▸ **Data for this task**:
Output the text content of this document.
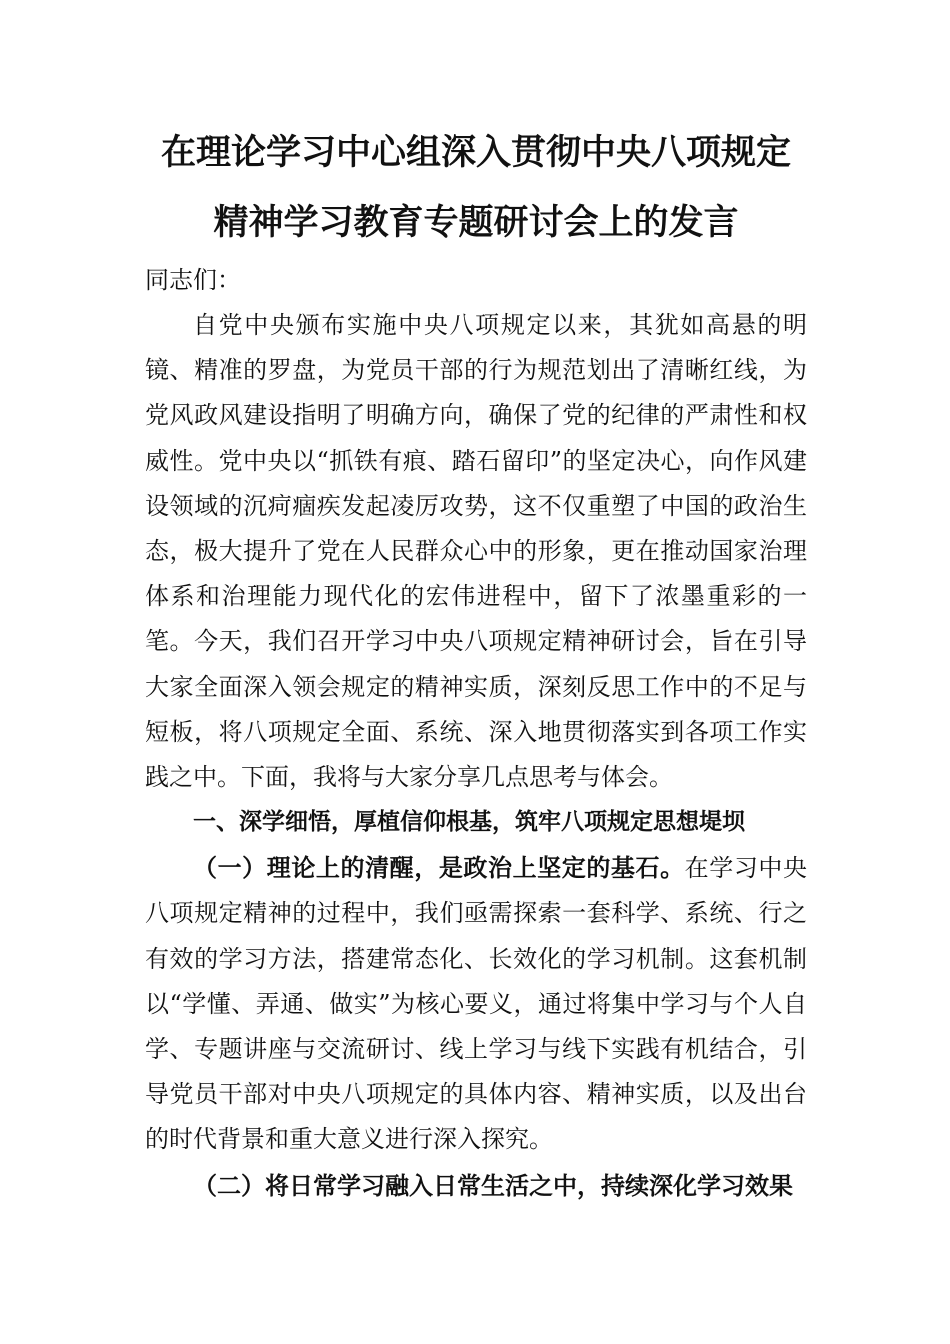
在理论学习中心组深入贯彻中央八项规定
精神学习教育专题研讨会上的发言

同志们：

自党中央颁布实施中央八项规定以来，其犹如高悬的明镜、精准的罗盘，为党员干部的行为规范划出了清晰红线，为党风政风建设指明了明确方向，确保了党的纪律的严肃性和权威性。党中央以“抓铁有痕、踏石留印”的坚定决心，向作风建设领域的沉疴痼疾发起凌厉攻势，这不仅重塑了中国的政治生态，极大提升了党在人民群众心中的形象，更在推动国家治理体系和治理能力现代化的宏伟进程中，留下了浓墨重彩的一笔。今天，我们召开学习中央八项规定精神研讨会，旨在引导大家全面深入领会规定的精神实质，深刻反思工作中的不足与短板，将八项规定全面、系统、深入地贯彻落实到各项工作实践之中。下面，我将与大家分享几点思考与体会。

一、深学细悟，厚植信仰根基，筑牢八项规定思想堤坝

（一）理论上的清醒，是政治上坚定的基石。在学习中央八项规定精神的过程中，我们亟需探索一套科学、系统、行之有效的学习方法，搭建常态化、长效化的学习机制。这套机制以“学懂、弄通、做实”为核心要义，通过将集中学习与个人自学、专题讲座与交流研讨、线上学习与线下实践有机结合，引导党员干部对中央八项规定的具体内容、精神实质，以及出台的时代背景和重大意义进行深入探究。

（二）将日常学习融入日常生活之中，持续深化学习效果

▸ **Exercise details**: Output all of the entries verbatim, leaving out any images.

▸ **Exercise result**:
Output the text content of this document.
在理论学习中心组深入贯彻中央八项规定
精神学习教育专题研讨会上的发言

同志们：

自党中央颁布实施中央八项规定以来，其犹如高悬的明镜、精准的罗盘，为党员干部的行为规范划出了清晰红线，为党风政风建设指明了明确方向，确保了党的纪律的严肃性和权威性。党中央以“抓铁有痕、踏石留印”的坚定决心，向作风建设领域的沉疴痼疾发起凌厉攻势，这不仅重塑了中国的政治生态，极大提升了党在人民群众心中的形象，更在推动国家治理体系和治理能力现代化的宏伟进程中，留下了浓墨重彩的一笔。今天，我们召开学习中央八项规定精神研讨会，旨在引导大家全面深入领会规定的精神实质，深刻反思工作中的不足与短板，将八项规定全面、系统、深入地贯彻落实到各项工作实践之中。下面，我将与大家分享几点思考与体会。

一、深学细悟，厚植信仰根基，筑牢八项规定思想堤坝

（一）理论上的清醒，是政治上坚定的基石。在学习中央八项规定精神的过程中，我们亟需探索一套科学、系统、行之有效的学习方法，搭建常态化、长效化的学习机制。这套机制以“学懂、弄通、做实”为核心要义，通过将集中学习与个人自学、专题讲座与交流研讨、线上学习与线下实践有机结合，引导党员干部对中央八项规定的具体内容、精神实质，以及出台的时代背景和重大意义进行深入探究。

（二）将日常学习融入日常生活之中，持续深化学习效果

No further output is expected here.